**Exercise prompt**:
Copy out all lines where "材料成型及控制工程" appears.

**Records shown**:
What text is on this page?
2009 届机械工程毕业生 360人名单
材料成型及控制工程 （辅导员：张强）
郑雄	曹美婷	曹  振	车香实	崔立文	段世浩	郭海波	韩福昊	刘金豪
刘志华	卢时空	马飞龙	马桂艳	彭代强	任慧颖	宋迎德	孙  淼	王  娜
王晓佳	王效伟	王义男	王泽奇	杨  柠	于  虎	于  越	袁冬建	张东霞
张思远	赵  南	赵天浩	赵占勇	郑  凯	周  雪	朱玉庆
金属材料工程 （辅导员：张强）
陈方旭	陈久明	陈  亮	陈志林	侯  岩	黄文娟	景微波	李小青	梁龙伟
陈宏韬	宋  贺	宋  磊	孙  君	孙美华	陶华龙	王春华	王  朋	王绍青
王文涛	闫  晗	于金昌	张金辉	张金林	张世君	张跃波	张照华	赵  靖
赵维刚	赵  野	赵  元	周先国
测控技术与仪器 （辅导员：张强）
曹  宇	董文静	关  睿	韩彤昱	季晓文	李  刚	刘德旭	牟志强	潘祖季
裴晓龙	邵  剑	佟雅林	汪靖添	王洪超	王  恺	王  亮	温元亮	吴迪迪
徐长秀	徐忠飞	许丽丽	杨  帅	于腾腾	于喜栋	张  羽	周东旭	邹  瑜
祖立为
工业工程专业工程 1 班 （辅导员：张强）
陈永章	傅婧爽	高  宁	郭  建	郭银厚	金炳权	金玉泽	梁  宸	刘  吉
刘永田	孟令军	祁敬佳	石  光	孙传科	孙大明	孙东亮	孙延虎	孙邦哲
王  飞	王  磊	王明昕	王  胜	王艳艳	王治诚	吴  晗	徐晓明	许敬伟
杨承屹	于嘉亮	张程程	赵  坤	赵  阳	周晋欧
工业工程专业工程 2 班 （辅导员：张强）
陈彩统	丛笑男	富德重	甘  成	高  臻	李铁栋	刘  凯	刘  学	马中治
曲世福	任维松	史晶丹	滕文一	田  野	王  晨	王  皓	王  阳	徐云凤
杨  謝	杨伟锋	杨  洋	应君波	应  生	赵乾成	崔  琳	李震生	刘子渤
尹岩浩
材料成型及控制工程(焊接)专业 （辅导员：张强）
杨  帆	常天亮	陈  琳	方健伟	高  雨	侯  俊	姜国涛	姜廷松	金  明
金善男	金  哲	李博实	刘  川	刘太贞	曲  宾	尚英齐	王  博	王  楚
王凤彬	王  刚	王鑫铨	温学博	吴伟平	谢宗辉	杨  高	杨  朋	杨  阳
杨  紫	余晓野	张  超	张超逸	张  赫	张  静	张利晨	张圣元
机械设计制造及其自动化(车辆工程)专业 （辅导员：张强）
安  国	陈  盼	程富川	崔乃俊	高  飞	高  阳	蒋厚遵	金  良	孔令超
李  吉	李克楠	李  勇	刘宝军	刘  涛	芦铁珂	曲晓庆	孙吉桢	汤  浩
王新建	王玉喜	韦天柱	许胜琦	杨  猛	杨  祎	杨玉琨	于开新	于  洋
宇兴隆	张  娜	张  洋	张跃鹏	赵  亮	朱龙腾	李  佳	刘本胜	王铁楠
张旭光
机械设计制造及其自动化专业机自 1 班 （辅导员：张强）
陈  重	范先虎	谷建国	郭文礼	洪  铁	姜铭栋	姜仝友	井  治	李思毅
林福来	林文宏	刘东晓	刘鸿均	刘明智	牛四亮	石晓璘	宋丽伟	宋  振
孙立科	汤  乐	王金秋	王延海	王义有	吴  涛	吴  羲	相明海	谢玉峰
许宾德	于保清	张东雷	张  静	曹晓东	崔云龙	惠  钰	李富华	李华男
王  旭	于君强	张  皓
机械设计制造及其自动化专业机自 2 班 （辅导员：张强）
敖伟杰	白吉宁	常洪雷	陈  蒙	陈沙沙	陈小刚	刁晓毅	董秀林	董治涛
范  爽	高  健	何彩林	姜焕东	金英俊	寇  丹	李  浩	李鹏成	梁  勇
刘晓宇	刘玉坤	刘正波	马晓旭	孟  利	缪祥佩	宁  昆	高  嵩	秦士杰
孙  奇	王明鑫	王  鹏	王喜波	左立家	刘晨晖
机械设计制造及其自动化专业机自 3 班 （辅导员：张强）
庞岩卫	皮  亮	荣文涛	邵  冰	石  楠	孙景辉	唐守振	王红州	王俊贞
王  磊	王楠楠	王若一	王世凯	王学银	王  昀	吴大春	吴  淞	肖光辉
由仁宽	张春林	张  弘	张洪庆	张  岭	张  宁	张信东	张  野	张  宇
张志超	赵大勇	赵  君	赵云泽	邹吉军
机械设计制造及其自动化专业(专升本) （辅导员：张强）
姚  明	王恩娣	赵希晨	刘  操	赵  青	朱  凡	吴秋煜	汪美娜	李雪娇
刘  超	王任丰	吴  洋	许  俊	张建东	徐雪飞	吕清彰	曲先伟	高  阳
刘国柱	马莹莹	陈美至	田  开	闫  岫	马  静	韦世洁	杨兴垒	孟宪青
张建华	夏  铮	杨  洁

**Expected answer**:
材料成型及控制工程 （辅导员：张强）
材料成型及控制工程(焊接)专业 （辅导员：张强）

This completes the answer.